[A block of data]

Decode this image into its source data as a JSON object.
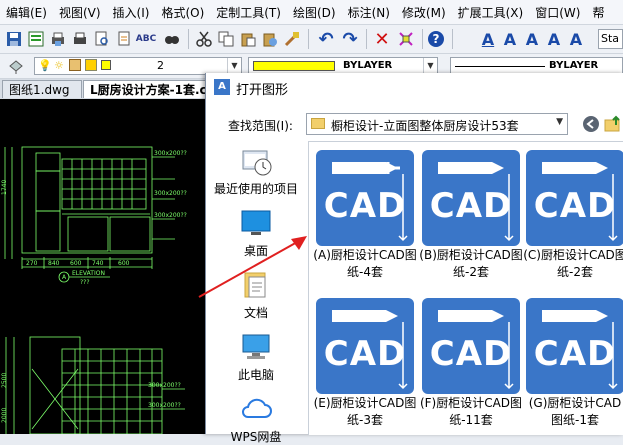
{
  "menu": [
    "编辑(E)",
    "视图(V)",
    "插入(I)",
    "格式(O)",
    "定制工具(T)",
    "绘图(D)",
    "标注(N)",
    "修改(M)",
    "扩展工具(X)",
    "窗口(W)",
    "帮"
  ],
  "toolbar": {
    "search_text": "Sta"
  },
  "layer": {
    "layer_name": "2",
    "color_value": "BYLAYER",
    "linetype_value": "BYLAYER"
  },
  "tabs": {
    "tab1": "图纸1.dwg",
    "tab2": "L厨房设计方案-1套.c"
  },
  "cad": {
    "dims": [
      "300x200??",
      "300x200??",
      "300x200??",
      "300x200??",
      "300x200??"
    ],
    "bottom_dims": [
      "270",
      "840",
      "600",
      "740",
      "600"
    ],
    "elevation_marker": "A",
    "elevation_label": "ELEVATION",
    "elevation_sub": "???",
    "side_dims": [
      "1740",
      "2500",
      "2000"
    ]
  },
  "dialog": {
    "title": "打开图形",
    "look_in_label": "查找范围(I):",
    "look_in_value": "橱柜设计-立面图整体厨房设计53套"
  },
  "places": [
    {
      "label": "最近使用的项目",
      "icon": "recent-items-icon"
    },
    {
      "label": "桌面",
      "icon": "desktop-icon"
    },
    {
      "label": "文档",
      "icon": "documents-icon"
    },
    {
      "label": "此电脑",
      "icon": "computer-icon"
    },
    {
      "label": "WPS网盘",
      "icon": "cloud-drive-icon"
    }
  ],
  "files": [
    {
      "line1": "(A)厨柜设计CAD图",
      "line2": "纸-4套",
      "icon_text": "CAD"
    },
    {
      "line1": "(B)厨柜设计CAD图",
      "line2": "纸-2套",
      "icon_text": "CAD"
    },
    {
      "line1": "(C)厨柜设计CAD图",
      "line2": "纸-2套",
      "icon_text": "CAD"
    },
    {
      "line1": "(E)厨柜设计CAD图",
      "line2": "纸-3套",
      "icon_text": "CAD"
    },
    {
      "line1": "(F)厨柜设计CAD图",
      "line2": "纸-11套",
      "icon_text": "CAD"
    },
    {
      "line1": "(G)厨柜设计CAD",
      "line2": "图纸-1套",
      "icon_text": "CAD"
    }
  ],
  "colors": {
    "accent": "#3a76c8",
    "canvas": "#000000",
    "cad_lines": "#7cff6a",
    "arrow": "#e02020",
    "layer_swatch": "#ffff00"
  }
}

### PROMPT
Where a line contains "厨柜设计CAD图", copy that line.

### EXERCISE RESPONSE
      "line1": "(A)厨柜设计CAD图",
      "line1": "(B)厨柜设计CAD图",
      "line1": "(C)厨柜设计CAD图",
      "line1": "(E)厨柜设计CAD图",
      "line1": "(F)厨柜设计CAD图",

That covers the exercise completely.